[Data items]
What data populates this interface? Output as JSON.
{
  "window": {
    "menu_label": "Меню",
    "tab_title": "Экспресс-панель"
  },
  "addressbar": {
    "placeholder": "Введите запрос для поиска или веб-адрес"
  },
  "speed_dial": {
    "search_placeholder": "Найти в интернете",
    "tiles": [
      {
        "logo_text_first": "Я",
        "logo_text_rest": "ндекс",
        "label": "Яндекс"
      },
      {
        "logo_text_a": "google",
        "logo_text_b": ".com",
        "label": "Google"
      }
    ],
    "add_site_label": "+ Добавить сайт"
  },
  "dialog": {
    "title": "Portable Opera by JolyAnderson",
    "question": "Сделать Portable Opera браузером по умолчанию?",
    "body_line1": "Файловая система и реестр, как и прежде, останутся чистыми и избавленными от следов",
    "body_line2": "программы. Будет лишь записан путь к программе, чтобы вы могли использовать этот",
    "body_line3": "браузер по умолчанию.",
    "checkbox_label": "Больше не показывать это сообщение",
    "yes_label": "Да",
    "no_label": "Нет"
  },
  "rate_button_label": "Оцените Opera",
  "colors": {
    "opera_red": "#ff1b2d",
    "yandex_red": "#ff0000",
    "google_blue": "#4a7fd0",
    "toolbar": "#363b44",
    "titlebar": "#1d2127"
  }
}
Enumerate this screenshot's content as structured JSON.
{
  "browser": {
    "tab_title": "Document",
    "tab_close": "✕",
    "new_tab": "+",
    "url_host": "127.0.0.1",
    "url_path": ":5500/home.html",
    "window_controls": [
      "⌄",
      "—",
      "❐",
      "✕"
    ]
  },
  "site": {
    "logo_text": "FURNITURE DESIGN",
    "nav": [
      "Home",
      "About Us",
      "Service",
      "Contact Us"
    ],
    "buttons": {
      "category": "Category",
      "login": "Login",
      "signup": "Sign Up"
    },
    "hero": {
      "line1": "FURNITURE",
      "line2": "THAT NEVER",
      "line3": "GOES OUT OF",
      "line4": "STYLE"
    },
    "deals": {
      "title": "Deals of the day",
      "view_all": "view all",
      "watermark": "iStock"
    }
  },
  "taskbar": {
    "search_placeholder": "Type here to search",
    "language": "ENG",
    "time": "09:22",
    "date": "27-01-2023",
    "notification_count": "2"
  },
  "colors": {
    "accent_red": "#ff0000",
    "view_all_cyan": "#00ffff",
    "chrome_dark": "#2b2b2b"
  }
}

THE TASK — Return precisely the lines of the records, starting with the line that holds "Enumerate this screenshot's" and ending with the last one.

RESULT —
Enumerate this screenshot's content as structured JSON.
{
  "browser": {
    "tab_title": "Document",
    "tab_close": "✕",
    "new_tab": "+",
    "url_host": "127.0.0.1",
    "url_path": ":5500/home.html",
    "window_controls": [
      "⌄",
      "—",
      "❐",
      "✕"
    ]
  },
  "site": {
    "logo_text": "FURNITURE DESIGN",
    "nav": [
      "Home",
      "About Us",
      "Service",
      "Contact Us"
    ],
    "buttons": {
      "category": "Category",
      "login": "Login",
      "signup": "Sign Up"
    },
    "hero": {
      "line1": "FURNITURE",
      "line2": "THAT NEVER",
      "line3": "GOES OUT OF",
      "line4": "STYLE"
    },
    "deals": {
      "title": "Deals of the day",
      "view_all": "view all",
      "watermark": "iStock"
    }
  },
  "taskbar": {
    "search_placeholder": "Type here to search",
    "language": "ENG",
    "time": "09:22",
    "date": "27-01-2023",
    "notification_count": "2"
  },
  "colors": {
    "accent_red": "#ff0000",
    "view_all_cyan": "#00ffff",
    "chrome_dark": "#2b2b2b"
  }
}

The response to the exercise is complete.